__GIVEN PROBLEM__: Write every line out verbatim and omit the pictures.

(Structured figure records)
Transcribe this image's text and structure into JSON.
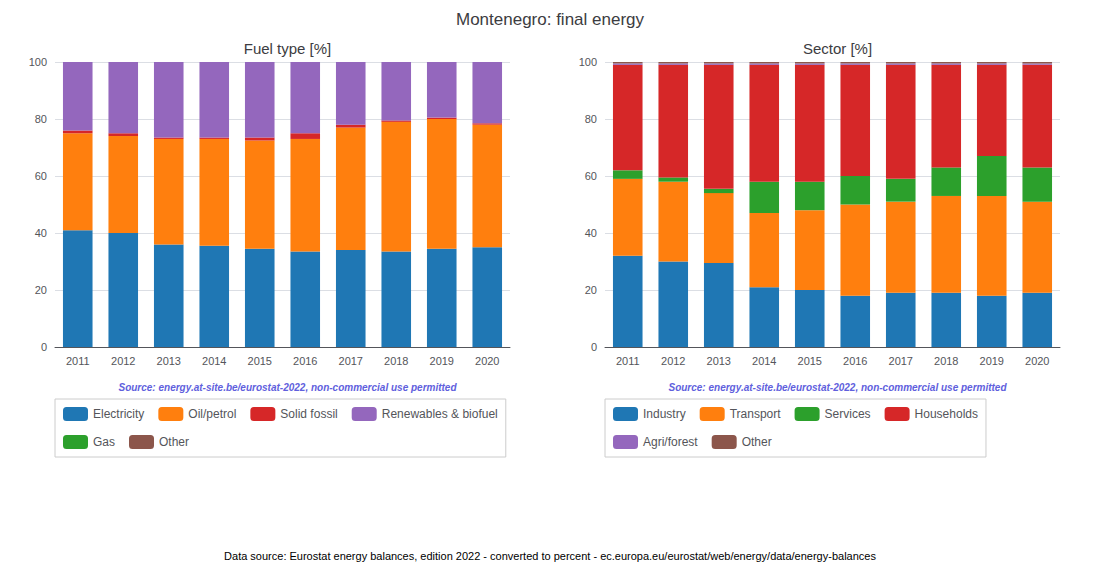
{
  "title": "Montenegro: final energy",
  "annotations": [
    "Data source: Eurostat energy balances, edition 2022 - converted to percent - ec.europa.eu/eurostat/web/energy/data/energy-balances"
  ],
  "chart_data": [
    {
      "type": "bar",
      "stacked": true,
      "title": "Fuel type [%]",
      "categories": [
        "2011",
        "2012",
        "2013",
        "2014",
        "2015",
        "2016",
        "2017",
        "2018",
        "2019",
        "2020"
      ],
      "series": [
        {
          "name": "Electricity",
          "color": "#1f77b4",
          "values": [
            41.0,
            40.0,
            36.0,
            35.5,
            34.5,
            33.5,
            34.0,
            33.5,
            34.5,
            35.0
          ]
        },
        {
          "name": "Oil/petrol",
          "color": "#ff7f0e",
          "values": [
            34.0,
            34.0,
            37.0,
            37.5,
            38.0,
            39.5,
            43.0,
            45.5,
            45.5,
            43.0
          ]
        },
        {
          "name": "Solid fossil",
          "color": "#d62728",
          "values": [
            1.0,
            1.0,
            0.5,
            0.5,
            1.0,
            2.0,
            1.0,
            0.5,
            0.5,
            0.5
          ]
        },
        {
          "name": "Renewables & biofuel",
          "color": "#9467bd",
          "values": [
            24.0,
            25.0,
            26.5,
            26.5,
            26.5,
            25.0,
            22.0,
            20.5,
            19.5,
            21.5
          ]
        },
        {
          "name": "Gas",
          "color": "#2ca02c",
          "values": [
            0.0,
            0.0,
            0.0,
            0.0,
            0.0,
            0.0,
            0.0,
            0.0,
            0.0,
            0.0
          ]
        },
        {
          "name": "Other",
          "color": "#8c564b",
          "values": [
            0.0,
            0.0,
            0.0,
            0.0,
            0.0,
            0.0,
            0.0,
            0.0,
            0.0,
            0.0
          ]
        }
      ],
      "ylim": [
        0,
        100
      ],
      "yticks": [
        0,
        20,
        40,
        60,
        80,
        100
      ],
      "grid": true,
      "legend": "bottom",
      "annotations": [
        "Source: energy.at-site.be/eurostat-2022, non-commercial use permitted"
      ]
    },
    {
      "type": "bar",
      "stacked": true,
      "title": "Sector [%]",
      "categories": [
        "2011",
        "2012",
        "2013",
        "2014",
        "2015",
        "2016",
        "2017",
        "2018",
        "2019",
        "2020"
      ],
      "series": [
        {
          "name": "Industry",
          "color": "#1f77b4",
          "values": [
            32.0,
            30.0,
            29.5,
            21.0,
            20.0,
            18.0,
            19.0,
            19.0,
            18.0,
            19.0
          ]
        },
        {
          "name": "Transport",
          "color": "#ff7f0e",
          "values": [
            27.0,
            28.0,
            24.5,
            26.0,
            28.0,
            32.0,
            32.0,
            34.0,
            35.0,
            32.0
          ]
        },
        {
          "name": "Services",
          "color": "#2ca02c",
          "values": [
            3.0,
            1.5,
            1.5,
            11.0,
            10.0,
            10.0,
            8.0,
            10.0,
            14.0,
            12.0
          ]
        },
        {
          "name": "Households",
          "color": "#d62728",
          "values": [
            37.0,
            39.5,
            43.5,
            41.0,
            41.0,
            39.0,
            40.0,
            36.0,
            32.0,
            36.0
          ]
        },
        {
          "name": "Agri/forest",
          "color": "#9467bd",
          "values": [
            0.5,
            0.5,
            0.5,
            0.5,
            0.5,
            0.5,
            0.5,
            0.5,
            0.5,
            0.5
          ]
        },
        {
          "name": "Other",
          "color": "#8c564b",
          "values": [
            0.5,
            0.5,
            0.5,
            0.5,
            0.5,
            0.5,
            0.5,
            0.5,
            0.5,
            0.5
          ]
        }
      ],
      "ylim": [
        0,
        100
      ],
      "yticks": [
        0,
        20,
        40,
        60,
        80,
        100
      ],
      "grid": true,
      "legend": "bottom",
      "annotations": [
        "Source: energy.at-site.be/eurostat-2022, non-commercial use permitted"
      ]
    }
  ]
}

__FINAL RESULT__:
Transcribe this image's text and structure into JSON.
{
  "title": "Montenegro: final energy",
  "annotations": [
    "Data source: Eurostat energy balances, edition 2022 - converted to percent - ec.europa.eu/eurostat/web/energy/data/energy-balances"
  ],
  "chart_data": [
    {
      "type": "bar",
      "stacked": true,
      "title": "Fuel type [%]",
      "categories": [
        "2011",
        "2012",
        "2013",
        "2014",
        "2015",
        "2016",
        "2017",
        "2018",
        "2019",
        "2020"
      ],
      "series": [
        {
          "name": "Electricity",
          "color": "#1f77b4",
          "values": [
            41.0,
            40.0,
            36.0,
            35.5,
            34.5,
            33.5,
            34.0,
            33.5,
            34.5,
            35.0
          ]
        },
        {
          "name": "Oil/petrol",
          "color": "#ff7f0e",
          "values": [
            34.0,
            34.0,
            37.0,
            37.5,
            38.0,
            39.5,
            43.0,
            45.5,
            45.5,
            43.0
          ]
        },
        {
          "name": "Solid fossil",
          "color": "#d62728",
          "values": [
            1.0,
            1.0,
            0.5,
            0.5,
            1.0,
            2.0,
            1.0,
            0.5,
            0.5,
            0.5
          ]
        },
        {
          "name": "Renewables & biofuel",
          "color": "#9467bd",
          "values": [
            24.0,
            25.0,
            26.5,
            26.5,
            26.5,
            25.0,
            22.0,
            20.5,
            19.5,
            21.5
          ]
        },
        {
          "name": "Gas",
          "color": "#2ca02c",
          "values": [
            0.0,
            0.0,
            0.0,
            0.0,
            0.0,
            0.0,
            0.0,
            0.0,
            0.0,
            0.0
          ]
        },
        {
          "name": "Other",
          "color": "#8c564b",
          "values": [
            0.0,
            0.0,
            0.0,
            0.0,
            0.0,
            0.0,
            0.0,
            0.0,
            0.0,
            0.0
          ]
        }
      ],
      "ylim": [
        0,
        100
      ],
      "yticks": [
        0,
        20,
        40,
        60,
        80,
        100
      ],
      "grid": true,
      "legend": "bottom",
      "annotations": [
        "Source: energy.at-site.be/eurostat-2022, non-commercial use permitted"
      ]
    },
    {
      "type": "bar",
      "stacked": true,
      "title": "Sector [%]",
      "categories": [
        "2011",
        "2012",
        "2013",
        "2014",
        "2015",
        "2016",
        "2017",
        "2018",
        "2019",
        "2020"
      ],
      "series": [
        {
          "name": "Industry",
          "color": "#1f77b4",
          "values": [
            32.0,
            30.0,
            29.5,
            21.0,
            20.0,
            18.0,
            19.0,
            19.0,
            18.0,
            19.0
          ]
        },
        {
          "name": "Transport",
          "color": "#ff7f0e",
          "values": [
            27.0,
            28.0,
            24.5,
            26.0,
            28.0,
            32.0,
            32.0,
            34.0,
            35.0,
            32.0
          ]
        },
        {
          "name": "Services",
          "color": "#2ca02c",
          "values": [
            3.0,
            1.5,
            1.5,
            11.0,
            10.0,
            10.0,
            8.0,
            10.0,
            14.0,
            12.0
          ]
        },
        {
          "name": "Households",
          "color": "#d62728",
          "values": [
            37.0,
            39.5,
            43.5,
            41.0,
            41.0,
            39.0,
            40.0,
            36.0,
            32.0,
            36.0
          ]
        },
        {
          "name": "Agri/forest",
          "color": "#9467bd",
          "values": [
            0.5,
            0.5,
            0.5,
            0.5,
            0.5,
            0.5,
            0.5,
            0.5,
            0.5,
            0.5
          ]
        },
        {
          "name": "Other",
          "color": "#8c564b",
          "values": [
            0.5,
            0.5,
            0.5,
            0.5,
            0.5,
            0.5,
            0.5,
            0.5,
            0.5,
            0.5
          ]
        }
      ],
      "ylim": [
        0,
        100
      ],
      "yticks": [
        0,
        20,
        40,
        60,
        80,
        100
      ],
      "grid": true,
      "legend": "bottom",
      "annotations": [
        "Source: energy.at-site.be/eurostat-2022, non-commercial use permitted"
      ]
    }
  ]
}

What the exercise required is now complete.